Output each entry exactly; skip nothing.

----

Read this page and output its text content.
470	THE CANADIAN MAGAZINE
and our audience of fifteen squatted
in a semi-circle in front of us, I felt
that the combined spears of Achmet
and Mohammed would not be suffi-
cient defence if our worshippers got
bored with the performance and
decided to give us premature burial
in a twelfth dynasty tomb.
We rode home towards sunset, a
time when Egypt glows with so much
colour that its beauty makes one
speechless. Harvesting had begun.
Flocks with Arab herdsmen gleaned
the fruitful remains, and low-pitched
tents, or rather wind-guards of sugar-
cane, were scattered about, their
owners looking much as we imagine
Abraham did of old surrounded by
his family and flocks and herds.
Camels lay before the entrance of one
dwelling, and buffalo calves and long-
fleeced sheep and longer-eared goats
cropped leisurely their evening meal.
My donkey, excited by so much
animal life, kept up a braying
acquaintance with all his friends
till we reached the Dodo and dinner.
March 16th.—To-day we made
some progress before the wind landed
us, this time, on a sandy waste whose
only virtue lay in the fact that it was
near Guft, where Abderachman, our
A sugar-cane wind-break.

----

Answer to the exercise
Read this page and output its text content.
470	THE CANADIAN MAGAZINE
and our audience of fifteen squatted
in a semi-circle in front of us, I felt
that the combined spears of Achmet
and Mohammed would not be suffi-
cient defence if our worshippers got
bored with the performance and
decided to give us premature burial
in a twelfth dynasty tomb.
We rode home towards sunset, a
time when Egypt glows with so much
colour that its beauty makes one
speechless. Harvesting had begun.
Flocks with Arab herdsmen gleaned
the fruitful remains, and low-pitched
tents, or rather wind-guards of sugar-
cane, were scattered about, their
owners looking much as we imagine
Abraham did of old surrounded by
his family and flocks and herds.
Camels lay before the entrance of one
dwelling, and buffalo calves and long-
fleeced sheep and longer-eared goats
cropped leisurely their evening meal.
My donkey, excited by so much
animal life, kept up a braying
acquaintance with all his friends
till we reached the Dodo and dinner.
March 16th.—To-day we made
some progress before the wind landed
us, this time, on a sandy waste whose
only virtue lay in the fact that it was
near Guft, where Abderachman, our
A sugar-cane wind-break.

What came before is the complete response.